*WHAT IS BEING ASKED*. Extract every line of the material that holds the string "השתנתה".

Items from a figure collection
☆ ☆ ☆ ☆ ☆ ☆ ☆

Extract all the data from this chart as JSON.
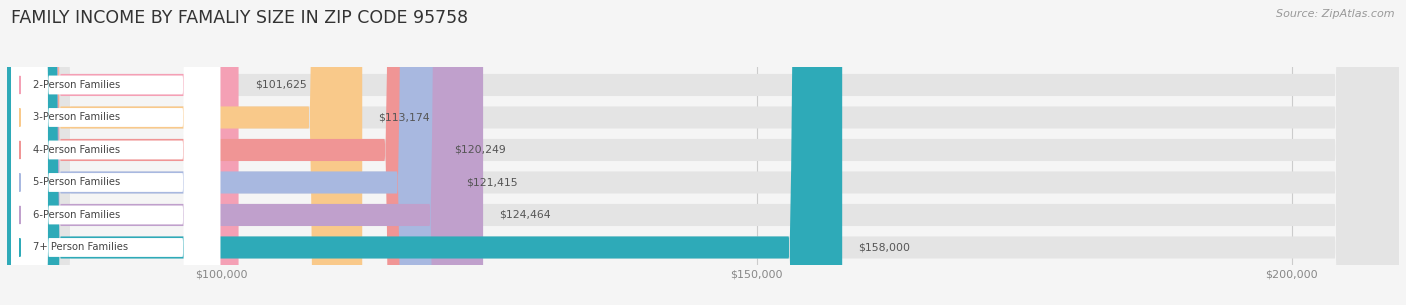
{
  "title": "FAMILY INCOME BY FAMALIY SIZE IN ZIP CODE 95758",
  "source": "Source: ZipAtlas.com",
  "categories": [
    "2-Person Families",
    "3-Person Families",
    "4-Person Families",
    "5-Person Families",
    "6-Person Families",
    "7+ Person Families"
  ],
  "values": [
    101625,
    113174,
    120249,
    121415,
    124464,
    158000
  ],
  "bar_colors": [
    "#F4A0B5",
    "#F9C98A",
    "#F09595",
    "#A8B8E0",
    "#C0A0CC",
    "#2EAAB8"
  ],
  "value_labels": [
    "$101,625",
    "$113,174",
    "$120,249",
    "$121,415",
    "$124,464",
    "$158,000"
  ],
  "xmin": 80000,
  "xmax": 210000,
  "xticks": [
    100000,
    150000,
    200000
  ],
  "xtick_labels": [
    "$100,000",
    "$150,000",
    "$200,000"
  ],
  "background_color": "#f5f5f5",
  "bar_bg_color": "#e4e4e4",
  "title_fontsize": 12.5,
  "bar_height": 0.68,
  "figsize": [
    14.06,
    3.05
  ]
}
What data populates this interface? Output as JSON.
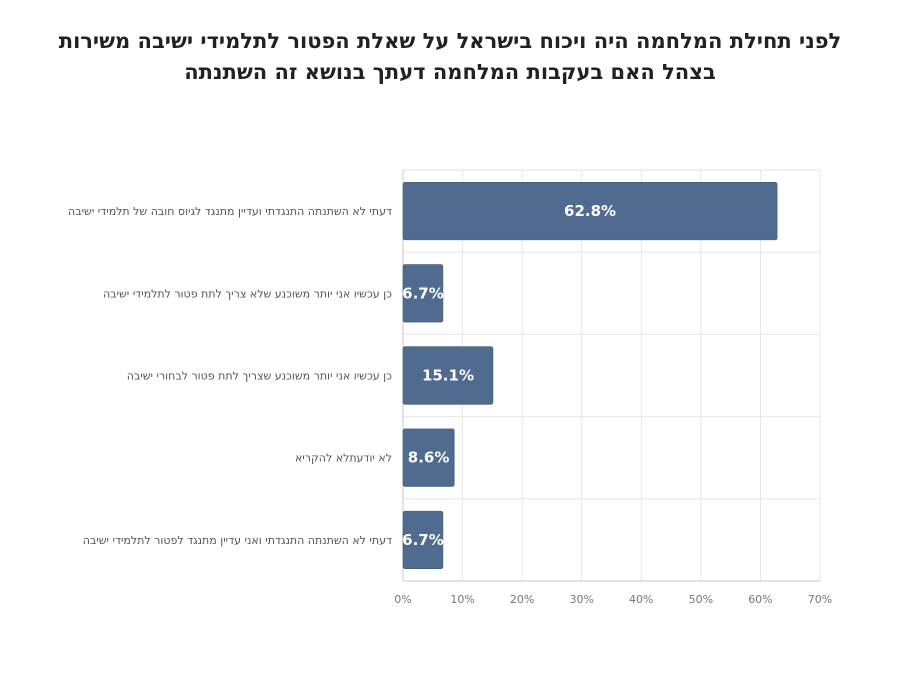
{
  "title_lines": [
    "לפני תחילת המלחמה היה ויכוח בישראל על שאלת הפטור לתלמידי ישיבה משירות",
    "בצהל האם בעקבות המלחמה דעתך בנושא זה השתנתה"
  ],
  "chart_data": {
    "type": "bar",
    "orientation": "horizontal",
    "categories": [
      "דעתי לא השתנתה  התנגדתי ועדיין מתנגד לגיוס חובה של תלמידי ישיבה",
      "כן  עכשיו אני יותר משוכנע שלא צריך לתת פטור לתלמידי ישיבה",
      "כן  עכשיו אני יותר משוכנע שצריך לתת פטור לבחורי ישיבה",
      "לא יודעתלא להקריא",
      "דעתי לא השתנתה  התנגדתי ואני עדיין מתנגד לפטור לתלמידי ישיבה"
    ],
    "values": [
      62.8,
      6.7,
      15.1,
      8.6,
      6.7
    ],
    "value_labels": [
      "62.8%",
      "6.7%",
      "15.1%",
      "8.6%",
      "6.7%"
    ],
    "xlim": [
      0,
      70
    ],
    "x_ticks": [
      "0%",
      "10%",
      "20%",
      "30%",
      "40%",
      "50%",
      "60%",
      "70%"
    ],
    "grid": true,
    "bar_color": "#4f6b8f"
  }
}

☆ ☆ ☆ ☆ ☆ ☆ ☆

*EXERCISE RESPONSE*.
    "בצהל האם בעקבות המלחמה דעתך בנושא זה השתנתה"
      "דעתי לא השתנתה  התנגדתי ועדיין מתנגד לגיוס חובה של תלמידי ישיבה",
      "דעתי לא השתנתה  התנגדתי ואני עדיין מתנגד לפטור לתלמידי ישיבה"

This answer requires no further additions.